[Source records]
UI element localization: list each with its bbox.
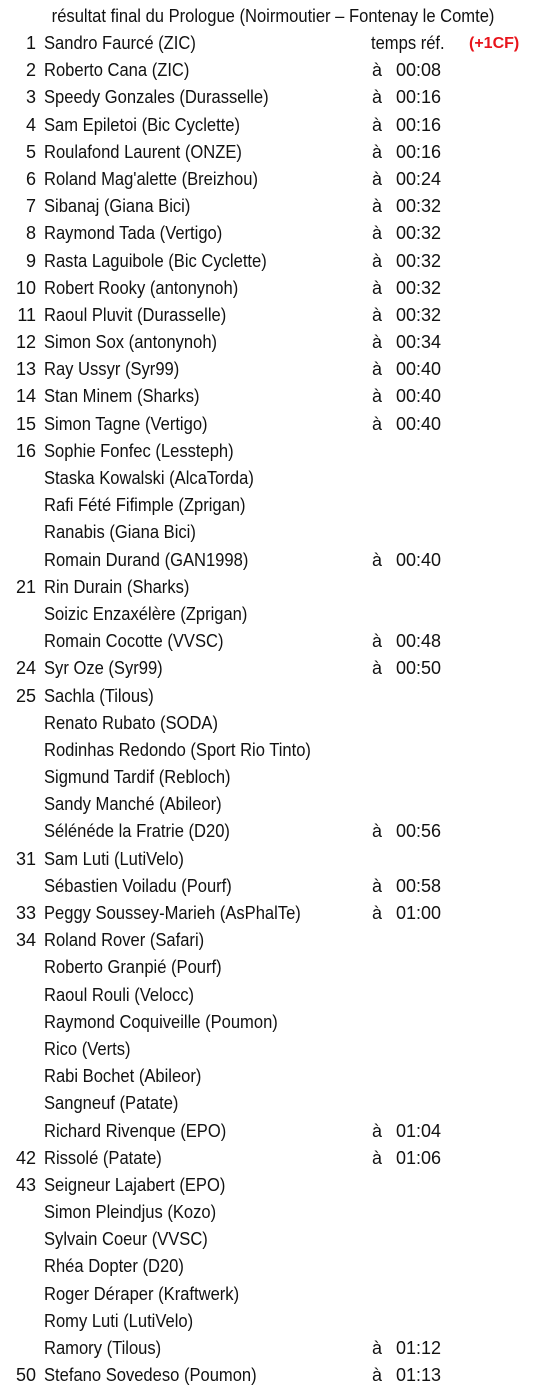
- result-row: [0, 465, 547, 492]
- rider-name: Sam Luti (LutiVelo): [44, 848, 184, 869]
- gap-prefix: à: [372, 1338, 383, 1358]
- result-row: [0, 982, 547, 1009]
- gap-prefix: à: [372, 658, 383, 679]
- time-gap: 00:40: [396, 413, 442, 434]
- rider-name: Sylvain Coeur (VVSC): [44, 1229, 208, 1250]
- rider-name: Stefano Sovedeso (Poumon): [44, 1365, 257, 1386]
- gap-prefix: à: [372, 386, 383, 407]
- rank-number: 7: [25, 196, 36, 217]
- rank-number: 21: [15, 576, 36, 597]
- rider-name: Rico (Verts): [44, 1038, 131, 1059]
- rank-number: 11: [17, 304, 36, 325]
- rider-name: Syr Oze (Syr99): [44, 658, 163, 679]
- rank-number: 6: [25, 168, 36, 189]
- result-row: [0, 220, 547, 247]
- result-row: [0, 302, 547, 329]
- gap-prefix: à: [372, 821, 383, 842]
- rank-number: 43: [15, 1174, 36, 1195]
- rank-number: 14: [15, 386, 36, 407]
- rider-name: Rhéa Dopter (D20): [44, 1256, 184, 1277]
- rider-name: Rissolé (Patate): [44, 1147, 162, 1168]
- rank-number: 9: [25, 250, 36, 271]
- rider-name: Rafi Fété Fifimple (Zprigan): [44, 495, 246, 516]
- result-row: [0, 1199, 547, 1226]
- gap-prefix: à: [372, 223, 383, 244]
- rider-name: Sam Epiletoi (Bic Cyclette): [44, 114, 241, 135]
- rank-number: 15: [15, 413, 36, 434]
- gap-prefix: à: [372, 1147, 383, 1168]
- gap-prefix: à: [372, 1120, 383, 1141]
- rider-name: Raymond Coquiveille (Poumon): [44, 1011, 278, 1032]
- rider-name: Roberto Cana (ZIC): [44, 60, 190, 81]
- rider-name: Seigneur Lajabert (EPO): [44, 1174, 226, 1195]
- rank-number: 50: [15, 1365, 36, 1386]
- rider-name: Rasta Laguibole (Bic Cyclette): [44, 250, 267, 271]
- gap-prefix: à: [372, 277, 383, 298]
- time-gap: 00:56: [396, 821, 442, 842]
- result-row: [0, 1308, 547, 1335]
- result-row: [0, 683, 547, 710]
- rank-number: 12: [15, 332, 36, 353]
- result-row: [0, 438, 547, 465]
- result-row: [0, 737, 547, 764]
- rank-number: 42: [15, 1147, 36, 1168]
- result-row: [0, 791, 547, 818]
- result-row: [0, 492, 547, 519]
- time-gap: 00:32: [396, 304, 442, 325]
- time-gap: 00:32: [396, 223, 442, 244]
- result-row: [0, 873, 547, 900]
- result-row: [0, 1118, 547, 1145]
- rider-name: Roland Mag'alette (Breizhou): [44, 168, 258, 189]
- result-row: [0, 1172, 547, 1199]
- time-gap: 00:48: [396, 631, 442, 652]
- time-gap: 00:32: [396, 277, 442, 298]
- result-row: [0, 1362, 547, 1389]
- result-row: [0, 846, 547, 873]
- rider-name: Sachla (Tilous): [44, 685, 154, 706]
- gap-prefix: à: [372, 114, 383, 135]
- gap-prefix: à: [372, 1365, 383, 1386]
- rider-name: Sophie Fonfec (Lessteph): [44, 440, 234, 461]
- result-row: [0, 655, 547, 682]
- rank-number: 10: [15, 277, 36, 298]
- result-row: [0, 710, 547, 737]
- rider-name: Soizic Enzaxélère (Zprigan): [44, 603, 248, 624]
- result-row: [0, 84, 547, 111]
- result-row: [0, 30, 547, 57]
- rider-name: Robert Rooky (antonynoh): [44, 277, 239, 298]
- gap-prefix: à: [372, 413, 383, 434]
- rider-name: Speedy Gonzales (Durasselle): [44, 87, 269, 108]
- rider-name: Ramory (Tilous): [44, 1338, 162, 1358]
- result-row: [0, 1281, 547, 1308]
- result-row: [0, 411, 547, 438]
- gap-prefix: à: [372, 141, 383, 162]
- gap-prefix: à: [372, 168, 383, 189]
- result-row: [0, 1145, 547, 1172]
- rider-name: Rodinhas Redondo (Sport Rio Tinto): [44, 739, 311, 760]
- rider-name: Sandro Faurcé (ZIC): [44, 33, 196, 53]
- rider-name: Ray Ussyr (Syr99): [44, 359, 180, 380]
- rank-number: 33: [15, 903, 36, 923]
- gap-prefix: à: [372, 196, 383, 217]
- time-gap: 00:58: [396, 875, 442, 896]
- rank-number: 31: [15, 848, 36, 869]
- gap-prefix: à: [372, 359, 383, 380]
- gap-prefix: à: [372, 875, 383, 896]
- result-row: [0, 166, 547, 193]
- result-row: [0, 954, 547, 981]
- gap-prefix: à: [372, 304, 383, 325]
- result-row: [0, 1253, 547, 1280]
- result-row: [0, 57, 547, 84]
- gap-prefix: à: [372, 631, 383, 652]
- rider-name: Simon Pleindjus (Kozo): [44, 1202, 217, 1223]
- rank-number: 1: [25, 33, 36, 53]
- page-title: résultat final du Prologue (Noirmoutier – Fontenay le Comte): [51, 6, 495, 26]
- result-row: [0, 574, 547, 601]
- rank-number: 2: [25, 60, 36, 81]
- time-gap: 00:24: [396, 168, 442, 189]
- time-gap: 00:16: [396, 114, 442, 135]
- result-row: [0, 1335, 547, 1362]
- rider-name: Rabi Bochet (Abileor): [44, 1066, 202, 1087]
- rider-name: Romain Durand (GAN1998): [44, 549, 249, 570]
- result-row: [0, 547, 547, 574]
- time-gap: 01:00: [396, 903, 442, 923]
- result-row: [0, 927, 547, 954]
- result-row: [0, 1090, 547, 1117]
- gap-prefix: à: [372, 250, 383, 271]
- result-row: [0, 139, 547, 166]
- reference-time: temps réf.: [371, 33, 445, 53]
- rider-name: Peggy Soussey-Marieh (AsPhalTe): [44, 903, 301, 923]
- rank-number: 24: [15, 658, 36, 679]
- time-gap: 01:12: [396, 1338, 442, 1358]
- rank-number: 25: [15, 685, 36, 706]
- rider-name: Stan Minem (Sharks): [44, 386, 200, 407]
- rank-number: 13: [15, 359, 36, 380]
- rider-name: Richard Rivenque (EPO): [44, 1120, 227, 1141]
- result-row: [0, 193, 547, 220]
- time-gap: 01:04: [396, 1120, 442, 1141]
- result-row: [0, 1063, 547, 1090]
- rider-name: Simon Tagne (Vertigo): [44, 413, 208, 434]
- results-list: [0, 30, 547, 1389]
- rider-name: Simon Sox (antonynoh): [44, 332, 218, 353]
- rank-number: 8: [25, 223, 36, 244]
- rider-name: Sébastien Voiladu (Pourf): [44, 875, 232, 896]
- time-gap: 00:08: [396, 60, 442, 81]
- result-row: [0, 519, 547, 546]
- rider-name: Ranabis (Giana Bici): [44, 522, 196, 543]
- rider-name: Sibanaj (Giana Bici): [44, 196, 191, 217]
- rider-name: Roberto Granpié (Pourf): [44, 957, 222, 978]
- rank-number: 5: [25, 141, 36, 162]
- result-row: [0, 818, 547, 845]
- result-row: [0, 112, 547, 139]
- rider-name: Raymond Tada (Vertigo): [44, 223, 223, 244]
- rider-name: Sandy Manché (Abileor): [44, 794, 222, 815]
- rider-name: Romain Cocotte (VVSC): [44, 631, 224, 652]
- result-row: [0, 383, 547, 410]
- rider-name: Renato Rubato (SODA): [44, 712, 218, 733]
- rider-name: Staska Kowalski (AlcaTorda): [44, 468, 254, 488]
- time-gap: 00:32: [396, 250, 442, 271]
- time-gap: 01:13: [396, 1365, 442, 1386]
- result-row: [0, 764, 547, 791]
- rider-name: Rin Durain (Sharks): [44, 576, 190, 597]
- rank-number: 4: [25, 114, 36, 135]
- time-gap: 00:16: [396, 87, 442, 108]
- time-gap: 00:34: [396, 332, 442, 353]
- rider-name: Roland Rover (Safari): [44, 930, 205, 951]
- gap-prefix: à: [372, 60, 383, 81]
- time-gap: 00:50: [396, 658, 442, 679]
- rank-number: 16: [15, 440, 36, 461]
- gap-prefix: à: [372, 332, 383, 353]
- result-row: [0, 1009, 547, 1036]
- rider-name: Sangneuf (Patate): [44, 1093, 179, 1114]
- result-row: [0, 329, 547, 356]
- time-gap: 01:06: [396, 1147, 442, 1168]
- result-row: [0, 601, 547, 628]
- result-row: [0, 1226, 547, 1253]
- result-row: [0, 275, 547, 302]
- gap-prefix: à: [372, 87, 383, 108]
- result-row: [0, 900, 547, 927]
- time-gap: 00:16: [396, 141, 442, 162]
- rank-number: 34: [15, 930, 36, 951]
- result-row: [0, 1036, 547, 1063]
- result-row: [0, 628, 547, 655]
- gap-prefix: à: [372, 549, 383, 570]
- rider-name: Raoul Pluvit (Durasselle): [44, 304, 227, 325]
- rider-name: Roulafond Laurent (ONZE): [44, 141, 242, 162]
- result-row: [0, 248, 547, 275]
- time-gap: 00:40: [396, 386, 442, 407]
- result-row: [0, 356, 547, 383]
- time-gap: 00:40: [396, 359, 442, 380]
- gap-prefix: à: [372, 903, 383, 923]
- rider-name: Roger Déraper (Kraftwerk): [44, 1283, 240, 1304]
- rider-name: Sigmund Tardif (Rebloch): [44, 767, 231, 788]
- time-gap: 00:32: [396, 196, 442, 217]
- rider-name: Raoul Rouli (Velocc): [44, 984, 195, 1005]
- bonus-badge: (+1CF): [469, 35, 520, 52]
- time-gap: 00:40: [396, 549, 442, 570]
- rank-number: 3: [25, 87, 36, 108]
- rider-name: Romy Luti (LutiVelo): [44, 1310, 194, 1331]
- rider-name: Sélénéde la Fratrie (D20): [44, 821, 230, 842]
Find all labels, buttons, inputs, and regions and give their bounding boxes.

**WRITTEN INSTRUCTION:** Can you output the part of the listing that opens with the line containing "- result-row: [0, 465, 547, 492]" and closes with the line containing "- rank-number: 21: [15, 576, 36, 597]" as a Markdown table with the columns Row and Entry, giving each line a row number and skipping any blank lines?

**PROBLEM SOLUTION:**
| Row | Entry |
|---|---|
| 1 | - result-row: [0, 465, 547, 492] |
| 2 | - rider-name: Sam Luti (LutiVelo): [44, 848, 184, 869] |
| 3 | - gap-prefix: à: [372, 1338, 383, 1358] |
| 4 | - result-row: [0, 982, 547, 1009] |
| 5 | - gap-prefix: à: [372, 658, 383, 679] |
| 6 | - time-gap: 00:40: [396, 413, 442, 434] |
| 7 | - rider-name: Sylvain Coeur (VVSC): [44, 1229, 208, 1250] |
| 8 | - rider-name: Stefano Sovedeso (Poumon): [44, 1365, 257, 1386] |
| 9 | - gap-prefix: à: [372, 386, 383, 407] |
| 10 | - rank-number: 7: [25, 196, 36, 217] |
| 11 | - rank-number: 21: [15, 576, 36, 597] |